WHAT IS BEING ASKED => Wherever a line below holds the word "favicon", copy that line.

■ ■ ■

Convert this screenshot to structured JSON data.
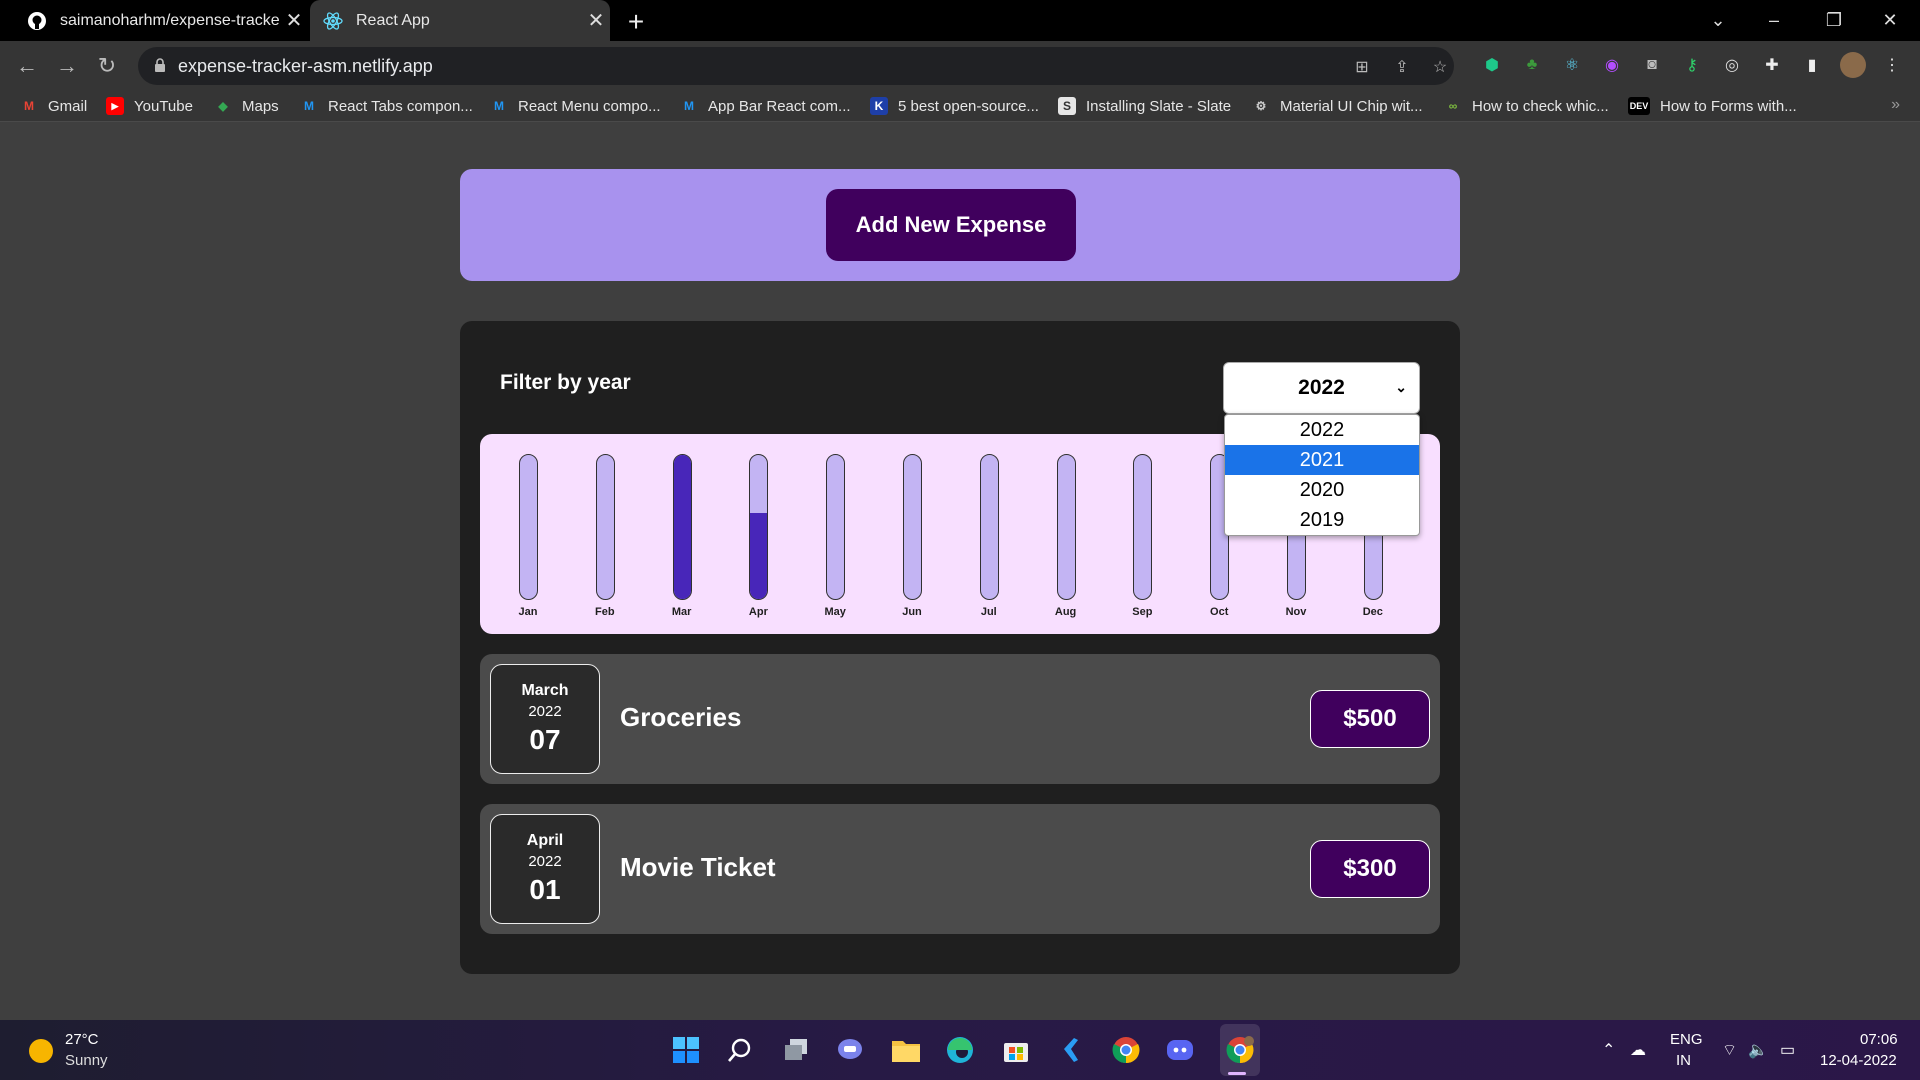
{
  "browser": {
    "tabs": [
      {
        "title": "saimanoharhm/expense-tracker:",
        "favicon": "github-icon",
        "active": false
      },
      {
        "title": "React App",
        "favicon": "react-icon",
        "active": true
      }
    ],
    "url": "expense-tracker-asm.netlify.app",
    "bookmarks": [
      {
        "label": "Gmail",
        "icon": "gmail-icon"
      },
      {
        "label": "YouTube",
        "icon": "youtube-icon"
      },
      {
        "label": "Maps",
        "icon": "maps-icon"
      },
      {
        "label": "React Tabs compon...",
        "icon": "mui-icon"
      },
      {
        "label": "React Menu compo...",
        "icon": "mui-icon"
      },
      {
        "label": "App Bar React com...",
        "icon": "mui-icon"
      },
      {
        "label": "5 best open-source...",
        "icon": "k-icon"
      },
      {
        "label": "Installing Slate - Slate",
        "icon": "s-icon"
      },
      {
        "label": "Material UI Chip wit...",
        "icon": "chip-icon"
      },
      {
        "label": "How to check whic...",
        "icon": "link-icon"
      },
      {
        "label": "How to Forms with...",
        "icon": "dev-icon"
      }
    ]
  },
  "new_expense": {
    "button_label": "Add New Expense"
  },
  "filter": {
    "label": "Filter by year",
    "selected_year": "2022",
    "options": [
      "2022",
      "2021",
      "2020",
      "2019"
    ],
    "highlighted_option": "2021"
  },
  "chart_data": {
    "type": "bar",
    "categories": [
      "Jan",
      "Feb",
      "Mar",
      "Apr",
      "May",
      "Jun",
      "Jul",
      "Aug",
      "Sep",
      "Oct",
      "Nov",
      "Dec"
    ],
    "values": [
      0,
      0,
      500,
      300,
      0,
      0,
      0,
      0,
      0,
      0,
      0,
      0
    ],
    "ylim": [
      0,
      500
    ]
  },
  "expenses": [
    {
      "month": "March",
      "year": "2022",
      "day": "07",
      "title": "Groceries",
      "amount": "$500"
    },
    {
      "month": "April",
      "year": "2022",
      "day": "01",
      "title": "Movie Ticket",
      "amount": "$300"
    }
  ],
  "taskbar": {
    "weather_temp": "27°C",
    "weather_condition": "Sunny",
    "lang_line1": "ENG",
    "lang_line2": "IN",
    "time": "07:06",
    "date": "12-04-2022"
  }
}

■ ■ ■

RESULT OF THIS TASK =>
        "favicon": "github-icon",
        "favicon": "react-icon",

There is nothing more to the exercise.